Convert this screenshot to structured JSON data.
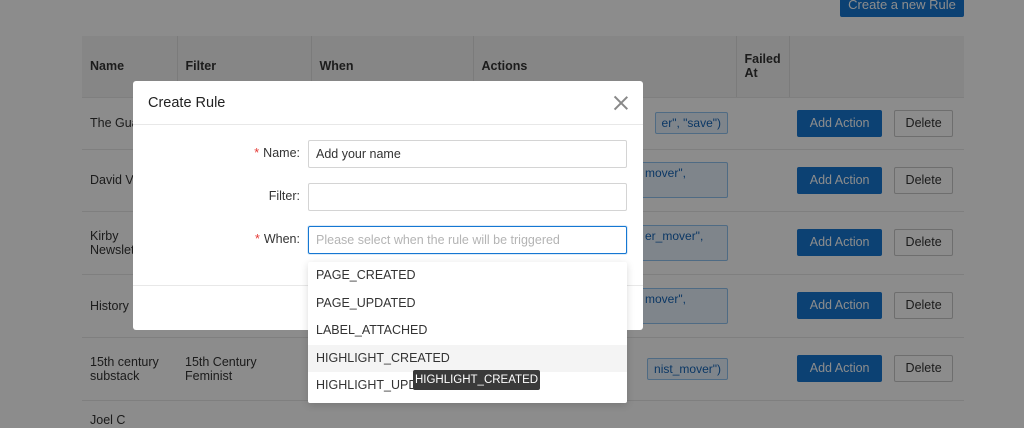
{
  "page": {
    "create_new_rule_label": "Create a new Rule"
  },
  "table": {
    "columns": [
      "Name",
      "Filter",
      "When",
      "Actions",
      "Failed At",
      ""
    ],
    "failed_at_line1": "Failed",
    "failed_at_line2": "At",
    "rows": [
      {
        "name": "The Gua",
        "filter": "",
        "action_tag": "er\", \"save\")"
      },
      {
        "name": "David Ve",
        "filter": "",
        "action_tag": "mover\","
      },
      {
        "name_line1": "Kirby",
        "name_line2": "Newslet",
        "filter": "",
        "action_tag": "er_mover\","
      },
      {
        "name": "History",
        "filter": "",
        "action_tag": "mover\","
      },
      {
        "name_line1": "15th century",
        "name_line2": "substack",
        "filter_line1": "15th Century",
        "filter_line2": "Feminist",
        "action_tag": "nist_mover\")"
      },
      {
        "name": "Joel C",
        "filter": "",
        "action_tag": ""
      }
    ],
    "add_action_label": "Add Action",
    "delete_label": "Delete"
  },
  "modal": {
    "title": "Create Rule",
    "fields": {
      "name": {
        "label": "Name",
        "value": "Add your name",
        "required": true
      },
      "filter": {
        "label": "Filter",
        "value": "",
        "required": false
      },
      "when": {
        "label": "When",
        "placeholder": "Please select when the rule will be triggered",
        "required": true
      }
    },
    "colon": ":",
    "required_mark": "*"
  },
  "dropdown": {
    "options": [
      "PAGE_CREATED",
      "PAGE_UPDATED",
      "LABEL_ATTACHED",
      "HIGHLIGHT_CREATED",
      "HIGHLIGHT_UPDATED"
    ],
    "hovered_index": 3
  },
  "tooltip": {
    "text": "HIGHLIGHT_CREATED"
  },
  "colors": {
    "primary": "#1677d2",
    "required": "#e53935"
  }
}
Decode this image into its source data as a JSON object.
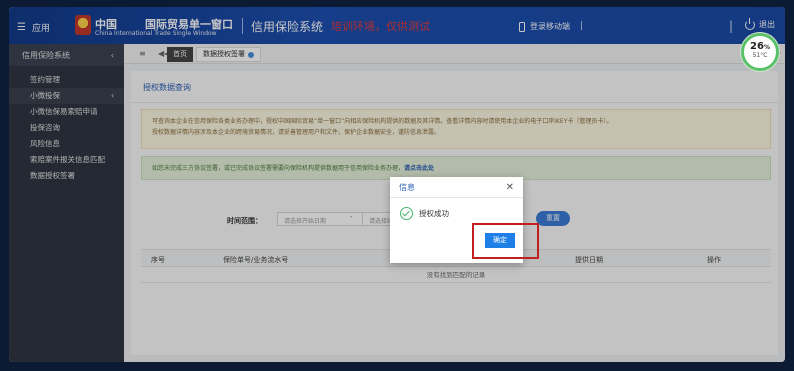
{
  "header": {
    "menu_label": "应用",
    "logo_cn": "中国",
    "logo_cn_title": "国际贸易单一窗口",
    "logo_en": "China International Trade Single Window",
    "system_title": "信用保险系统",
    "env_note": "培训环境，仅供测试",
    "mobile_login": "登录移动端",
    "separator": "|",
    "logout": "退出"
  },
  "sidebar": {
    "title": "信用保险系统",
    "items": [
      {
        "label": "签约管理"
      },
      {
        "label": "小微投保",
        "group": true
      },
      {
        "label": "小微信保易索赔申请"
      },
      {
        "label": "投保咨询"
      },
      {
        "label": "风险信息"
      },
      {
        "label": "索赔案件报关信息匹配"
      },
      {
        "label": "数据授权签署"
      }
    ]
  },
  "tabs": {
    "home": "首页",
    "current": "数据授权签署"
  },
  "page": {
    "title": "授权数据查询",
    "notice1_line1": "可查询本企业在信用保险各类业务办理中，授权中国国际贸易“单一窗口”向相应保险机构提供的数据及其详情。查看详情内容时请使用本企业的电子口岸IKEY卡（管理员卡）。",
    "notice1_line2": "授权数据详情内容涉及本企业的跨境贸易情况，请妥善管理用户和文件，保护企业数据安全，谨防信息泄露。",
    "notice2_text": "如您未完成三方协议签署，或已完成协议签署需要向保险机构提供数据用于信用保险业务办理，",
    "notice2_link": "请点击此处",
    "time_label": "时间范围：",
    "start_placeholder": "请选择开始日期",
    "end_placeholder": "请选择结束日期",
    "dash": "-",
    "reset": "重置",
    "columns": [
      "序号",
      "保险单号/业务流水号",
      "提供日期",
      "操作"
    ],
    "empty": "没有找到匹配的记录"
  },
  "dialog": {
    "title": "信息",
    "message": "授权成功",
    "confirm": "确定"
  },
  "gauge": {
    "value": "26",
    "unit": "%",
    "temp": "51°C"
  }
}
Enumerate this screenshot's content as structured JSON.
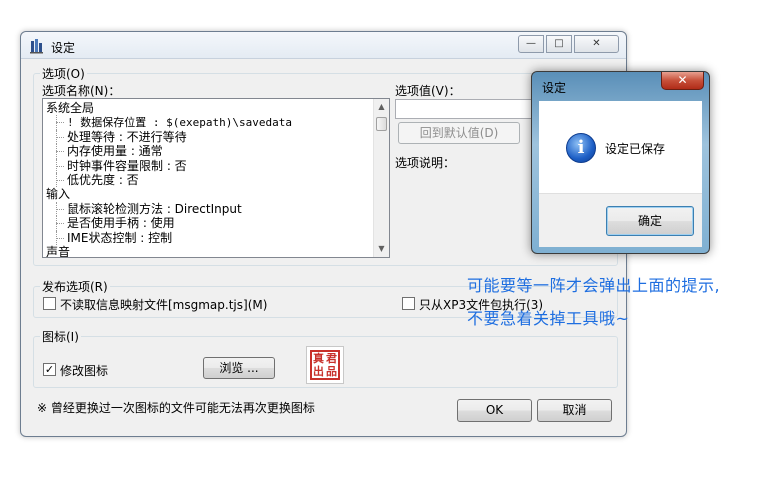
{
  "window": {
    "title": "设定",
    "controls": {
      "minimize": "—",
      "maximize": "□",
      "close": "✕"
    }
  },
  "options_group": {
    "label": "选项(O)",
    "name_label": "选项名称(N)：",
    "value_label": "选项值(V)：",
    "reset_button": "回到默认值(D)",
    "desc_label": "选项说明：",
    "tree": [
      {
        "type": "category",
        "text": "系统全局"
      },
      {
        "type": "child",
        "text": "! 数据保存位置 : $(exepath)\\savedata",
        "mono": true
      },
      {
        "type": "child",
        "text": "处理等待 : 不进行等待"
      },
      {
        "type": "child",
        "text": "内存使用量 : 通常"
      },
      {
        "type": "child",
        "text": "时钟事件容量限制 : 否"
      },
      {
        "type": "child",
        "text": "低优先度 : 否"
      },
      {
        "type": "category",
        "text": "输入"
      },
      {
        "type": "child",
        "text": "鼠标滚轮检测方法 : DirectInput"
      },
      {
        "type": "child",
        "text": "是否使用手柄 : 使用"
      },
      {
        "type": "child",
        "text": "IME状态控制 : 控制"
      },
      {
        "type": "category",
        "text": "声音"
      }
    ]
  },
  "publish_group": {
    "label": "发布选项(R)",
    "no_map_checkbox": "不读取信息映射文件[msgmap.tjs](M)",
    "xp3_only_checkbox": "只从XP3文件包执行(3)"
  },
  "icon_group": {
    "label": "图标(I)",
    "modify_icon_checkbox": "修改图标",
    "browse_button": "浏览 ...",
    "icon_chars": [
      "真",
      "君",
      "出",
      "品"
    ]
  },
  "footer": {
    "note": "※ 曾经更换过一次图标的文件可能无法再次更换图标",
    "ok_button": "OK",
    "cancel_button": "取消"
  },
  "message_box": {
    "title": "设定",
    "close": "✕",
    "message": "设定已保存",
    "ok_button": "确定"
  },
  "annotation": {
    "line1": "可能要等一阵才会弹出上面的提示,",
    "line2": "不要急着关掉工具哦~"
  },
  "colors": {
    "annotation_text": "#1e6ee0",
    "icon_stamp": "#c8302a"
  }
}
-- -- --
What needs to be done:
Images do not belong in the copy; reproduce all other parts of the records above verbatim.

Exercise answer:
Convert this screenshot to structured JSON data.
{
  "page": {
    "create_new_rule_label": "Create a new Rule"
  },
  "table": {
    "columns": [
      "Name",
      "Filter",
      "When",
      "Actions",
      "Failed At",
      ""
    ],
    "failed_at_line1": "Failed",
    "failed_at_line2": "At",
    "rows": [
      {
        "name": "The Gua",
        "filter": "",
        "action_tag": "er\", \"save\")"
      },
      {
        "name": "David Ve",
        "filter": "",
        "action_tag": "mover\","
      },
      {
        "name_line1": "Kirby",
        "name_line2": "Newslet",
        "filter": "",
        "action_tag": "er_mover\","
      },
      {
        "name": "History",
        "filter": "",
        "action_tag": "mover\","
      },
      {
        "name_line1": "15th century",
        "name_line2": "substack",
        "filter_line1": "15th Century",
        "filter_line2": "Feminist",
        "action_tag": "nist_mover\")"
      },
      {
        "name": "Joel C",
        "filter": "",
        "action_tag": ""
      }
    ],
    "add_action_label": "Add Action",
    "delete_label": "Delete"
  },
  "modal": {
    "title": "Create Rule",
    "fields": {
      "name": {
        "label": "Name",
        "value": "Add your name",
        "required": true
      },
      "filter": {
        "label": "Filter",
        "value": "",
        "required": false
      },
      "when": {
        "label": "When",
        "placeholder": "Please select when the rule will be triggered",
        "required": true
      }
    },
    "colon": ":",
    "required_mark": "*"
  },
  "dropdown": {
    "options": [
      "PAGE_CREATED",
      "PAGE_UPDATED",
      "LABEL_ATTACHED",
      "HIGHLIGHT_CREATED",
      "HIGHLIGHT_UPDATED"
    ],
    "hovered_index": 3
  },
  "tooltip": {
    "text": "HIGHLIGHT_CREATED"
  },
  "colors": {
    "primary": "#1677d2",
    "required": "#e53935"
  }
}
Decode this image into its source data as a JSON object.
{
  "header": {
    "menu_label": "应用",
    "logo_cn": "中国",
    "logo_cn_title": "国际贸易单一窗口",
    "logo_en": "China International Trade Single Window",
    "system_title": "信用保险系统",
    "env_note": "培训环境，仅供测试",
    "mobile_login": "登录移动端",
    "separator": "|",
    "logout": "退出"
  },
  "sidebar": {
    "title": "信用保险系统",
    "items": [
      {
        "label": "签约管理"
      },
      {
        "label": "小微投保",
        "group": true
      },
      {
        "label": "小微信保易索赔申请"
      },
      {
        "label": "投保咨询"
      },
      {
        "label": "风险信息"
      },
      {
        "label": "索赔案件报关信息匹配"
      },
      {
        "label": "数据授权签署"
      }
    ]
  },
  "tabs": {
    "home": "首页",
    "current": "数据授权签署"
  },
  "page": {
    "title": "授权数据查询",
    "notice1_line1": "可查询本企业在信用保险各类业务办理中，授权中国国际贸易“单一窗口”向相应保险机构提供的数据及其详情。查看详情内容时请使用本企业的电子口岸IKEY卡（管理员卡）。",
    "notice1_line2": "授权数据详情内容涉及本企业的跨境贸易情况，请妥善管理用户和文件，保护企业数据安全，谨防信息泄露。",
    "notice2_text": "如您未完成三方协议签署，或已完成协议签署需要向保险机构提供数据用于信用保险业务办理，",
    "notice2_link": "请点击此处",
    "time_label": "时间范围：",
    "start_placeholder": "请选择开始日期",
    "end_placeholder": "请选择结束日期",
    "dash": "-",
    "reset": "重置",
    "columns": [
      "序号",
      "保险单号/业务流水号",
      "提供日期",
      "操作"
    ],
    "empty": "没有找到匹配的记录"
  },
  "dialog": {
    "title": "信息",
    "message": "授权成功",
    "confirm": "确定"
  },
  "gauge": {
    "value": "26",
    "unit": "%",
    "temp": "51°C"
  }
}
Enumerate this screenshot's content as structured JSON.
{
  "window": {
    "title": "设定",
    "controls": {
      "minimize": "—",
      "maximize": "□",
      "close": "✕"
    }
  },
  "options_group": {
    "label": "选项(O)",
    "name_label": "选项名称(N)：",
    "value_label": "选项值(V)：",
    "reset_button": "回到默认值(D)",
    "desc_label": "选项说明：",
    "tree": [
      {
        "type": "category",
        "text": "系统全局"
      },
      {
        "type": "child",
        "text": "! 数据保存位置 : $(exepath)\\savedata",
        "mono": true
      },
      {
        "type": "child",
        "text": "处理等待 : 不进行等待"
      },
      {
        "type": "child",
        "text": "内存使用量 : 通常"
      },
      {
        "type": "child",
        "text": "时钟事件容量限制 : 否"
      },
      {
        "type": "child",
        "text": "低优先度 : 否"
      },
      {
        "type": "category",
        "text": "输入"
      },
      {
        "type": "child",
        "text": "鼠标滚轮检测方法 : DirectInput"
      },
      {
        "type": "child",
        "text": "是否使用手柄 : 使用"
      },
      {
        "type": "child",
        "text": "IME状态控制 : 控制"
      },
      {
        "type": "category",
        "text": "声音"
      }
    ]
  },
  "publish_group": {
    "label": "发布选项(R)",
    "no_map_checkbox": "不读取信息映射文件[msgmap.tjs](M)",
    "xp3_only_checkbox": "只从XP3文件包执行(3)"
  },
  "icon_group": {
    "label": "图标(I)",
    "modify_icon_checkbox": "修改图标",
    "browse_button": "浏览 ...",
    "icon_chars": [
      "真",
      "君",
      "出",
      "品"
    ]
  },
  "footer": {
    "note": "※ 曾经更换过一次图标的文件可能无法再次更换图标",
    "ok_button": "OK",
    "cancel_button": "取消"
  },
  "message_box": {
    "title": "设定",
    "close": "✕",
    "message": "设定已保存",
    "ok_button": "确定"
  },
  "annotation": {
    "line1": "可能要等一阵才会弹出上面的提示,",
    "line2": "不要急着关掉工具哦~"
  },
  "colors": {
    "annotation_text": "#1e6ee0",
    "icon_stamp": "#c8302a"
  }
}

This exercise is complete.